## [Problem]
Reproduce every line of the listing as written, apart from the pictures.

[Lines of data]
--- begin ---
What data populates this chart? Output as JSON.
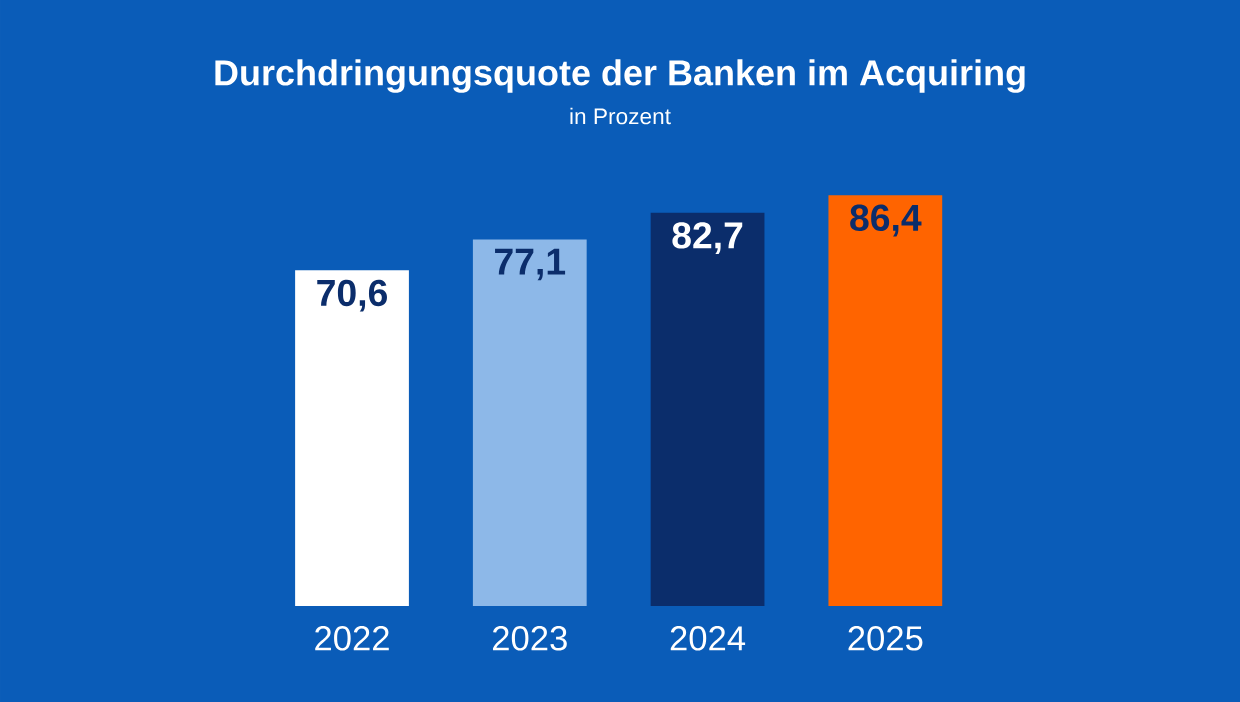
{
  "chart_data": {
    "type": "bar",
    "title": "Durchdringungsquote der Banken im Acquiring",
    "subtitle": "in Prozent",
    "categories": [
      "2022",
      "2023",
      "2024",
      "2025"
    ],
    "values": [
      70.6,
      77.1,
      82.7,
      86.4
    ],
    "value_labels": [
      "70,6",
      "77,1",
      "82,7",
      "86,4"
    ],
    "colors": [
      "#ffffff",
      "#8db8e8",
      "#0b2d6b",
      "#ff6400"
    ]
  }
}
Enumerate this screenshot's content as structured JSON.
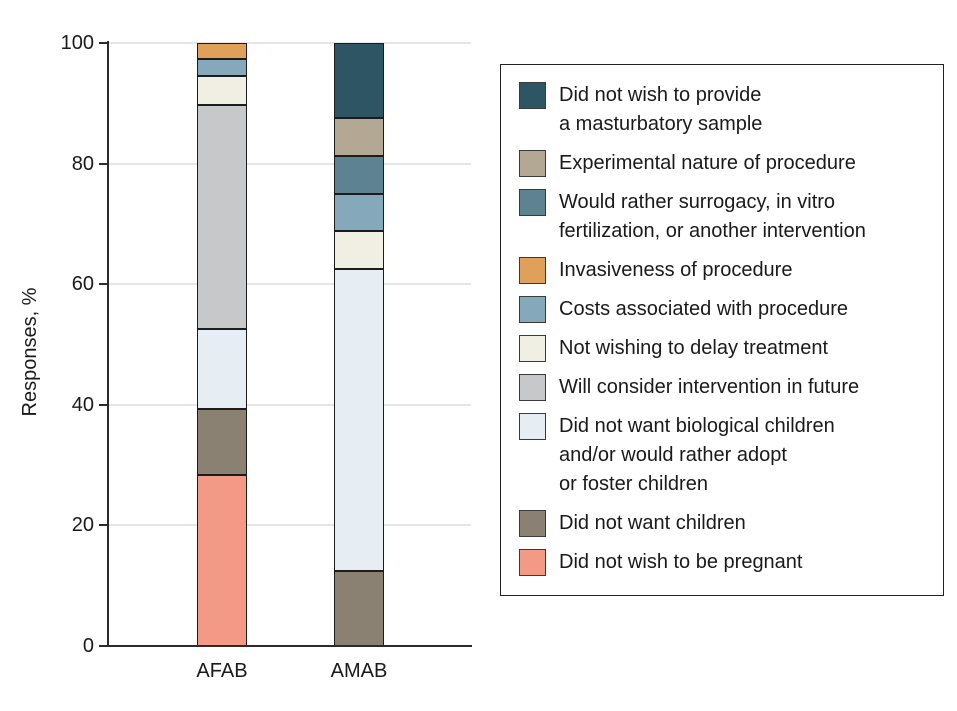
{
  "chart_data": {
    "type": "bar",
    "stacked": true,
    "title": "",
    "xlabel": "",
    "ylabel": "Responses, %",
    "ylim": [
      0,
      100
    ],
    "grid": true,
    "legend_position": "right",
    "y_ticks": [
      "0",
      "20",
      "40",
      "60",
      "80",
      "100"
    ],
    "categories": [
      "AFAB",
      "AMAB"
    ],
    "series": [
      {
        "name": "Did not wish to be pregnant",
        "color": "#f39a87",
        "values": [
          28.3,
          0
        ]
      },
      {
        "name": "Did not want children",
        "color": "#8a8173",
        "values": [
          11.0,
          12.5
        ]
      },
      {
        "name": "Did not want biological children and/or would rather adopt or foster children",
        "color": "#e7eef3",
        "values": [
          13.2,
          50.0
        ]
      },
      {
        "name": "Will consider intervention in future",
        "color": "#c6c8ca",
        "values": [
          37.2,
          0
        ]
      },
      {
        "name": "Not wishing to delay treatment",
        "color": "#f0efe3",
        "values": [
          4.8,
          6.25
        ]
      },
      {
        "name": "Costs associated with procedure",
        "color": "#85a9ba",
        "values": [
          2.9,
          6.25
        ]
      },
      {
        "name": "Invasiveness of procedure",
        "color": "#e1a05a",
        "values": [
          2.6,
          0
        ]
      },
      {
        "name": "Would rather surrogacy, in vitro fertilization, or another intervention",
        "color": "#5d8291",
        "values": [
          0,
          6.25
        ]
      },
      {
        "name": "Experimental nature of procedure",
        "color": "#b2a893",
        "values": [
          0,
          6.25
        ]
      },
      {
        "name": "Did not wish to provide a masturbatory sample",
        "color": "#2d5564",
        "values": [
          0,
          12.5
        ]
      }
    ]
  },
  "legend": {
    "items": [
      {
        "color": "#2d5564",
        "lines": [
          "Did not wish to provide",
          "a masturbatory sample"
        ]
      },
      {
        "color": "#b2a893",
        "lines": [
          "Experimental nature of procedure"
        ]
      },
      {
        "color": "#5d8291",
        "lines": [
          "Would rather surrogacy, in vitro",
          "fertilization, or another intervention"
        ]
      },
      {
        "color": "#e1a05a",
        "lines": [
          "Invasiveness of procedure"
        ]
      },
      {
        "color": "#85a9ba",
        "lines": [
          "Costs associated with procedure"
        ]
      },
      {
        "color": "#f0efe3",
        "lines": [
          "Not wishing to delay treatment"
        ]
      },
      {
        "color": "#c6c8ca",
        "lines": [
          "Will consider intervention in future"
        ]
      },
      {
        "color": "#e7eef3",
        "lines": [
          "Did not want biological children",
          "and/or would rather adopt",
          "or foster children"
        ]
      },
      {
        "color": "#8a8173",
        "lines": [
          "Did not want children"
        ]
      },
      {
        "color": "#f39a87",
        "lines": [
          "Did not wish to be pregnant"
        ]
      }
    ]
  }
}
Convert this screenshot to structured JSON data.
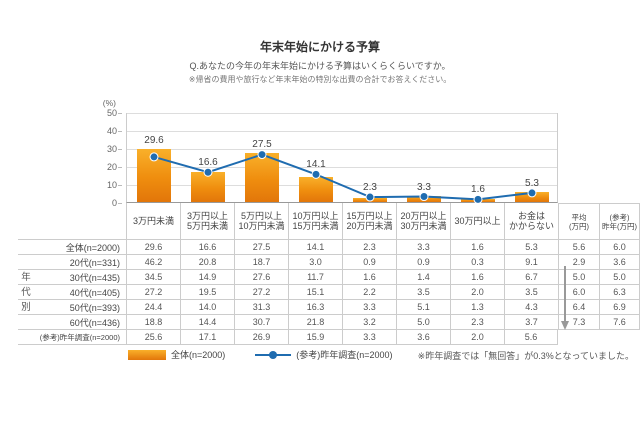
--- end ---
## [Reply]
What data populates this chart? Output as JSON.
{
  "chart_data": {
    "type": "bar",
    "title": "Durchdringungsquote der Banken im Acquiring",
    "subtitle": "in Prozent",
    "categories": [
      "2022",
      "2023",
      "2024",
      "2025"
    ],
    "values": [
      70.6,
      77.1,
      82.7,
      86.4
    ],
    "value_labels": [
      "70,6",
      "77,1",
      "82,7",
      "86,4"
    ],
    "colors": [
      "#ffffff",
      "#8db8e8",
      "#0b2d6b",
      "#ff6400"
    ]
  }
}
Enumerate this screenshot's content as structured JSON.
{
  "chart_data": {
    "type": "bar",
    "stacked": true,
    "title": "",
    "xlabel": "",
    "ylabel": "Responses, %",
    "ylim": [
      0,
      100
    ],
    "grid": true,
    "legend_position": "right",
    "y_ticks": [
      "0",
      "20",
      "40",
      "60",
      "80",
      "100"
    ],
    "categories": [
      "AFAB",
      "AMAB"
    ],
    "series": [
      {
        "name": "Did not wish to be pregnant",
        "color": "#f39a87",
        "values": [
          28.3,
          0
        ]
      },
      {
        "name": "Did not want children",
        "color": "#8a8173",
        "values": [
          11.0,
          12.5
        ]
      },
      {
        "name": "Did not want biological children and/or would rather adopt or foster children",
        "color": "#e7eef3",
        "values": [
          13.2,
          50.0
        ]
      },
      {
        "name": "Will consider intervention in future",
        "color": "#c6c8ca",
        "values": [
          37.2,
          0
        ]
      },
      {
        "name": "Not wishing to delay treatment",
        "color": "#f0efe3",
        "values": [
          4.8,
          6.25
        ]
      },
      {
        "name": "Costs associated with procedure",
        "color": "#85a9ba",
        "values": [
          2.9,
          6.25
        ]
      },
      {
        "name": "Invasiveness of procedure",
        "color": "#e1a05a",
        "values": [
          2.6,
          0
        ]
      },
      {
        "name": "Would rather surrogacy, in vitro fertilization, or another intervention",
        "color": "#5d8291",
        "values": [
          0,
          6.25
        ]
      },
      {
        "name": "Experimental nature of procedure",
        "color": "#b2a893",
        "values": [
          0,
          6.25
        ]
      },
      {
        "name": "Did not wish to provide a masturbatory sample",
        "color": "#2d5564",
        "values": [
          0,
          12.5
        ]
      }
    ]
  },
  "legend": {
    "items": [
      {
        "color": "#2d5564",
        "lines": [
          "Did not wish to provide",
          "a masturbatory sample"
        ]
      },
      {
        "color": "#b2a893",
        "lines": [
          "Experimental nature of procedure"
        ]
      },
      {
        "color": "#5d8291",
        "lines": [
          "Would rather surrogacy, in vitro",
          "fertilization, or another intervention"
        ]
      },
      {
        "color": "#e1a05a",
        "lines": [
          "Invasiveness of procedure"
        ]
      },
      {
        "color": "#85a9ba",
        "lines": [
          "Costs associated with procedure"
        ]
      },
      {
        "color": "#f0efe3",
        "lines": [
          "Not wishing to delay treatment"
        ]
      },
      {
        "color": "#c6c8ca",
        "lines": [
          "Will consider intervention in future"
        ]
      },
      {
        "color": "#e7eef3",
        "lines": [
          "Did not want biological children",
          "and/or would rather adopt",
          "or foster children"
        ]
      },
      {
        "color": "#8a8173",
        "lines": [
          "Did not want children"
        ]
      },
      {
        "color": "#f39a87",
        "lines": [
          "Did not wish to be pregnant"
        ]
      }
    ]
  }
}
Convert this screenshot to structured JSON data.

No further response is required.